_SUPPLIED TEXT_.
Thursday, August 3, 2023

More than Politics

One of my first memories of a presidential election came on November 8, 1960. The radio announced the election of John F. Kennedy as President of the United States. My mother broke into inconsolable tears, "The Pope will rule the United States; we will all have to be Catholics."

So, my earliest experience of an election was the impact of disinformation that led my mother to believe something that could never have come to fruition, something that shook her very foundation as a Christian.

My mother was a dyed in the wool Republican. Her parents, particularly her immigrant father who came to this country from Germany in the 1890s, believed that the Republican party, which takes its name from the view of the country as a republic, was the party of the working class. That's not to say that they approved of everything that came from Republicans. Certainly, they did not approve of ending slavery, but in the 1960 election, they held to the idea that the GOP was protection from those darn Democrats who will make us all bow down to the Pope. They were, in that year, single issue voters. Where did they get their information? From their churches, from their friends, from their preferred radio stations, newspapers, and magazines. We didn't have a TV or internet, but radio was as much a source of information and disinformation as TV and the internet are today.

Some 60 years later, partially because of John F. Kennedy and more because of Lyndon Johnson, and the programs and policies they promoted (Vietnam not withstanding), I am a Democrat. And, I am watching legal proceedings I never imagined could happen as the former President of the United States is arraigned on four criminal counts for actions while he was in the White House, after being arraigned on forty some counts from misuse of documents after leaving the White House.

Later in my youth, the candidate who lost to President Kennedy got his chance in the White House.  Aside from Vietnam, the other scandal of my college and grad school days was Watergate. First, Vice-President Spiro Agnew resigned his position because the Department of Justice had uncovered widespread evidence of political corruption and accepting bribes. That was totally unrelated to the Watergate scandal, but it set up a rather unique Presidential cycle that ended a President never elected to that office. That was a time we truly had to appreciate the framers of the 25th Amendment to the Constitution, because not only did Vice-President Agnew resign, but President Nixon resigned to avoid impeachment and possibly an arraignment of his own.

_RECORDS PROVIDED_.
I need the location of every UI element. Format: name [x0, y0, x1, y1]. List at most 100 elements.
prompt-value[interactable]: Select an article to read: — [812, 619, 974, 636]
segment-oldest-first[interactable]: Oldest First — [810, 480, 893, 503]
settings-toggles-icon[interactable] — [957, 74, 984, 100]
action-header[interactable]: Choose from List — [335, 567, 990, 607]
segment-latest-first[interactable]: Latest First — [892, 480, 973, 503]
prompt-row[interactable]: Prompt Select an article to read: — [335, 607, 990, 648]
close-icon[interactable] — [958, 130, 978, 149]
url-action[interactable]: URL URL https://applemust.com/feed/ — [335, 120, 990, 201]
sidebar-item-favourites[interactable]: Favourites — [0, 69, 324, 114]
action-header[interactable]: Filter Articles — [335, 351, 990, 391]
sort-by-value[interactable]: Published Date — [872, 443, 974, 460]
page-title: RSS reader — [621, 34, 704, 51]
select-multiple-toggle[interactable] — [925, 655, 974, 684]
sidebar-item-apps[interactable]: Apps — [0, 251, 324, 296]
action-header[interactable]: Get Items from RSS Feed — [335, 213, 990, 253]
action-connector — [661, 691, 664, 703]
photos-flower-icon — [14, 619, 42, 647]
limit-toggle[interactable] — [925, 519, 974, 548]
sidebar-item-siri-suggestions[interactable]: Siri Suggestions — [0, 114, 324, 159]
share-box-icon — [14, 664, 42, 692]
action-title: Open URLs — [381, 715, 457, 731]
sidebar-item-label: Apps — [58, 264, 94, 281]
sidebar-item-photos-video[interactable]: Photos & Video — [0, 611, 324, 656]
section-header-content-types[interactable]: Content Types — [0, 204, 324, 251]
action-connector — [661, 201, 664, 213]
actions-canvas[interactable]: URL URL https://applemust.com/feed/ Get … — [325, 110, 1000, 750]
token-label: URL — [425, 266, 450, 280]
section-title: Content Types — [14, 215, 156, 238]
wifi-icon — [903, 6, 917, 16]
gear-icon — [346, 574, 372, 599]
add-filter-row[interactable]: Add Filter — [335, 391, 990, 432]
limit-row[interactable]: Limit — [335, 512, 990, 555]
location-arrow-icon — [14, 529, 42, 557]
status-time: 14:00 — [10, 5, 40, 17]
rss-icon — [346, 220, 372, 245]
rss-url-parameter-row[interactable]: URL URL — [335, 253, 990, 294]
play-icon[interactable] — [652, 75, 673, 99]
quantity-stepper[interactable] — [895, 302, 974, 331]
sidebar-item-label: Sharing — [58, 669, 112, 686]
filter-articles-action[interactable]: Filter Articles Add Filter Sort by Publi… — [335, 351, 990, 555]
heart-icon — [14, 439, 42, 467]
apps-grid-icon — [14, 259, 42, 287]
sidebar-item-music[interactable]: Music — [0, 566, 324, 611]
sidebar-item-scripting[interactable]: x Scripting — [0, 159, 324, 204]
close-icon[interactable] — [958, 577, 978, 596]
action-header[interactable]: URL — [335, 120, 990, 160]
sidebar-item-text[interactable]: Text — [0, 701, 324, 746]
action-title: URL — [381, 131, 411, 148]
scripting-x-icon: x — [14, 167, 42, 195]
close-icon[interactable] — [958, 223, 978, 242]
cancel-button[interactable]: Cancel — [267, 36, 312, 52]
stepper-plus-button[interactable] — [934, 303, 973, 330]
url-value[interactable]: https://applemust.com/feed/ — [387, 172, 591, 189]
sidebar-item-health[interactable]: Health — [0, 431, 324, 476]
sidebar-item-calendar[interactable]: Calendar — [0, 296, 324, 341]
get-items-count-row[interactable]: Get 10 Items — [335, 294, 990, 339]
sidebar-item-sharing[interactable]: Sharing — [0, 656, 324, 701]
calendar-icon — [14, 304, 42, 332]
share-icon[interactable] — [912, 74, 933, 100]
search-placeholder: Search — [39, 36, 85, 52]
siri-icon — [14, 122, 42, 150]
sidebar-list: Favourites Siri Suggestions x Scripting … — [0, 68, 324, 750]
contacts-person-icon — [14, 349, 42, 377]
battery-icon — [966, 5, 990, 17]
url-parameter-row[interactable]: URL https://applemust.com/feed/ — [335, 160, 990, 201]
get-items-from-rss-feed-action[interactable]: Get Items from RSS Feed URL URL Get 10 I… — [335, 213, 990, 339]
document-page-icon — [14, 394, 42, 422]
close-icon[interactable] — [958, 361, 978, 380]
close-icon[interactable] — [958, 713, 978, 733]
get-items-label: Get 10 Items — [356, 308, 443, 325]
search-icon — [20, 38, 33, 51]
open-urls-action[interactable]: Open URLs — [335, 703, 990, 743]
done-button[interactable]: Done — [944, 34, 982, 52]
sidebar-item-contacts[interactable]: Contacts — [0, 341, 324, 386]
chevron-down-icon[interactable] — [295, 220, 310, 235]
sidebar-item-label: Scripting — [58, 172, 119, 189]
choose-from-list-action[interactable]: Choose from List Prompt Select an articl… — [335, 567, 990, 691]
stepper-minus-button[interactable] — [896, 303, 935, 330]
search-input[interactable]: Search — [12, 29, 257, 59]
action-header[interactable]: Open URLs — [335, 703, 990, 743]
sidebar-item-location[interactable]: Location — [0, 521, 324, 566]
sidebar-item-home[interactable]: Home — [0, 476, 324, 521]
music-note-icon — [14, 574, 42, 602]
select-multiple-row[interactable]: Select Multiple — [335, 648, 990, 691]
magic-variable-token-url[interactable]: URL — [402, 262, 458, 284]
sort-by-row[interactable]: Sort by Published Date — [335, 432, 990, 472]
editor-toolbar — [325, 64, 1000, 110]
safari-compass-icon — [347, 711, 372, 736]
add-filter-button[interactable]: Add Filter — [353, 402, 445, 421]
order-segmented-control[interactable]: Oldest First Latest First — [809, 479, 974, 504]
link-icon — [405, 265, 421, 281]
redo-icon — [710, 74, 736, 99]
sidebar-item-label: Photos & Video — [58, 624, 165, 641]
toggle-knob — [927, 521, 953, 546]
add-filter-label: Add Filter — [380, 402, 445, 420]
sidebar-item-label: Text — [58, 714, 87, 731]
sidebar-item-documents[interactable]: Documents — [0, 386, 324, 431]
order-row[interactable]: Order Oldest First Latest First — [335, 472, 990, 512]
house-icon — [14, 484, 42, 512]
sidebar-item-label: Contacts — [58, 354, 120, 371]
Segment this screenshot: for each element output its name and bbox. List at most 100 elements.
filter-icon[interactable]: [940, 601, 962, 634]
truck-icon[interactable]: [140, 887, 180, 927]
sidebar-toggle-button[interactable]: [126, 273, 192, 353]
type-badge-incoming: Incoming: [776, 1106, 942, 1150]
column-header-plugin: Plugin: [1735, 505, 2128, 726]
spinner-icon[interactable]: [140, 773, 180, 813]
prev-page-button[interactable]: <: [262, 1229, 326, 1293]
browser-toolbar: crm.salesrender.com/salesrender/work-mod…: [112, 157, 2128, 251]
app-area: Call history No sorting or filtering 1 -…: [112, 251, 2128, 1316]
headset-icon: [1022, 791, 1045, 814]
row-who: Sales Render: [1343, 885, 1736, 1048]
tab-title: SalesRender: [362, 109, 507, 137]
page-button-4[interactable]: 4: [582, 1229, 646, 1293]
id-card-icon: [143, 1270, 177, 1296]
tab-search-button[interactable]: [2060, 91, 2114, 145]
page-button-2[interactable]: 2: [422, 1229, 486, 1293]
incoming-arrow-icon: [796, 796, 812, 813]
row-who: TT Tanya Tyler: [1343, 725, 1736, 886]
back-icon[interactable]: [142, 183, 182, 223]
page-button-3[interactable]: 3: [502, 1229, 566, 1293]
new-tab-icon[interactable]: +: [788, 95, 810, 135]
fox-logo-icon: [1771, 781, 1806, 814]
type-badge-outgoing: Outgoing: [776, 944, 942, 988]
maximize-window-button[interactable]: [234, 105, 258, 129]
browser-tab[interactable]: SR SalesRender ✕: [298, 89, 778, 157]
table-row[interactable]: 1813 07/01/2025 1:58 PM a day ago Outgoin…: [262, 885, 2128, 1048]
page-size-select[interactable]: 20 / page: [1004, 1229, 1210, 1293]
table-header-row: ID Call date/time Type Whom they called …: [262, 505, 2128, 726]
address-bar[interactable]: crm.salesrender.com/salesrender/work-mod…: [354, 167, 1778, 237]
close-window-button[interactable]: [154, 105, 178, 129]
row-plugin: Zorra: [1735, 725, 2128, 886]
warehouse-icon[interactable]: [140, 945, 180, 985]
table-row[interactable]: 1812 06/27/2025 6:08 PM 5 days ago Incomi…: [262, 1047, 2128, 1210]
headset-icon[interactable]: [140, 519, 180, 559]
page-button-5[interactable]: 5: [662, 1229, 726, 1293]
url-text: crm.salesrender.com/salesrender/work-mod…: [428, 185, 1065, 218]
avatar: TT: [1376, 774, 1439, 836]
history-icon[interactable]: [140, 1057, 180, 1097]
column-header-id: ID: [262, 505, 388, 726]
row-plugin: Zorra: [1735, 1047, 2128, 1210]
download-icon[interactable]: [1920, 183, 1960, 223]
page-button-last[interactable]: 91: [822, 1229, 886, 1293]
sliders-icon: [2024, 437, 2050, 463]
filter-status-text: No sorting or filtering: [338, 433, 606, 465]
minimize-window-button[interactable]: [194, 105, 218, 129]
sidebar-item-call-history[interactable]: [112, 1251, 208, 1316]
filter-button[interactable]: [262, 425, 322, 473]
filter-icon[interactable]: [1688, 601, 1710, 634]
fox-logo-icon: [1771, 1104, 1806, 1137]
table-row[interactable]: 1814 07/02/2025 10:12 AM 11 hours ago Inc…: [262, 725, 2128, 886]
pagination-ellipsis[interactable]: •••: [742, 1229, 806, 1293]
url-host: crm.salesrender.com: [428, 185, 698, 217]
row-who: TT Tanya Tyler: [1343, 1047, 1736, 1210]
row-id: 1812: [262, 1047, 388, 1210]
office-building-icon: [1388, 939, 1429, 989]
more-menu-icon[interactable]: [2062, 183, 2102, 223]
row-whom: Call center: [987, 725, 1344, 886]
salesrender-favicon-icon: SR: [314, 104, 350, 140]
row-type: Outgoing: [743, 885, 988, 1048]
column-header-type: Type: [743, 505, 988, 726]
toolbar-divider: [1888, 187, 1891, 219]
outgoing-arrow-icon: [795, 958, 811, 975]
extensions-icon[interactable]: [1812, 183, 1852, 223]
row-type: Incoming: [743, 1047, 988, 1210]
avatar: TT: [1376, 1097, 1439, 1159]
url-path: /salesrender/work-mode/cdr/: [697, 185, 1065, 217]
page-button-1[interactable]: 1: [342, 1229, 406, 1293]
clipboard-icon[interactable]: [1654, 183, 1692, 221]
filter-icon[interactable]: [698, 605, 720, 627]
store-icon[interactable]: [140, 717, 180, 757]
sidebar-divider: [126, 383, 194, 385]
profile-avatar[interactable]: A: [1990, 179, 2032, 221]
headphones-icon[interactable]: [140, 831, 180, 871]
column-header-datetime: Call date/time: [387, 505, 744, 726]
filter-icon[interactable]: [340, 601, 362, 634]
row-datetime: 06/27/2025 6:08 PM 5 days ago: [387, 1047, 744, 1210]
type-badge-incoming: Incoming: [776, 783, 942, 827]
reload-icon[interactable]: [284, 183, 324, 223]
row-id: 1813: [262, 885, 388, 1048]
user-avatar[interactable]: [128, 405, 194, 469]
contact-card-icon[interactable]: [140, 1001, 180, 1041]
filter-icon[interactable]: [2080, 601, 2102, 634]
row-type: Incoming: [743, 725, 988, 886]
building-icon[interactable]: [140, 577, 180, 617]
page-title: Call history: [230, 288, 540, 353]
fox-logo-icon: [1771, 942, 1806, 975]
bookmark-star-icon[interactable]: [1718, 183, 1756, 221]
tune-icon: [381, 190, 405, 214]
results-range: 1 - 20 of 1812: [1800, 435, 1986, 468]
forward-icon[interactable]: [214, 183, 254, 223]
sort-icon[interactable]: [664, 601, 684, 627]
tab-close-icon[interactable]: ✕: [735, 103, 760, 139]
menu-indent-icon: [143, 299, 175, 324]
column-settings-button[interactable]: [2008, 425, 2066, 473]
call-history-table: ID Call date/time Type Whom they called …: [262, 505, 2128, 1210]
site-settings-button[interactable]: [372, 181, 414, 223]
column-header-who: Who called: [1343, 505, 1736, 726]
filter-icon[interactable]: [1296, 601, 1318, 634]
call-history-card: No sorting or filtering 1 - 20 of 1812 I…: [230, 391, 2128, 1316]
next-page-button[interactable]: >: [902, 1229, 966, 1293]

_TASKS FOR THIS EXERCISE_.
a) In the "More than Politics" post, where did the author's maternal grandfather come from, and when did he arrive?
b) According to the "More than Politics" post, why did the author's mother cry when Kennedy's election was announced? Answer in one to three sentences.
c) Pick up the "More than Politics" post after its last sentence and keep writing.

_RESULTS FOR THE EXERCISE_.
a) He came from Germany in the 1890s.

b) She believed the Pope would rule the United States and that everyone would have to become Catholic. The author calls this disinformation, and says it shook her very foundation as a Christian.

c)
So, I'm old enough to have a personal and first-hand memory of some significant events that, I believe, set a stage for our current events. And those memories and the history I have lived made me a person who researches the candidates before I vote. 

Donald Trump has quite a history. He and his father got in trouble for discriminating based on color in to whom they rented apartments. He's had amazing luck agreeing to a price for items ordered, but finagling ways to avoid paying for goods delivered. I forget how many small businesses have been closed because of his resistance to paying his employees and suppliers. He has a long history of filing bankruptcy to avoid financial obligations. There are multiple cases of his company "cooking the books," misstating the valuations of his assets and his tax obligations. I'd say he has a history of being a bad actor in his business dealings. But, while I have seen documentation of these things, I am removed from these actions.

But, once he became the President of the United States, his actions impacted me. He did not play straight with us regarding COVID, he misled us about immigrants from Middle Eastern countries and from Latin and South American countries. He lied to us, all of us. And, as was said in his latest indictment, some of his lying was legal, lying, but not cause for legal action. But when he used those lies to deny our right to a fair election, when he lied to stay in an office he did not win the right to hold, when he lied to some of his supporters so they would serve as false electors who knew he did not win the vote in their state, he did break the law.  When he kept secret documents that belonged to the government, not to him, he broke the law. It makes me exceedingly concerned that he might claim the presidency to hold himself above the law.

How does he have so many supporters? It's not unlike that election in 1960. There's a much broader range of ways to spread his messages. There are at least three national television networks who specializes in what one of his former staffers called "alternative facts." There are countless ways to spread his message on various social media sites. And there are the same means used in the 1960 election that led to my mother's certainty of the Pope's involvement in our government.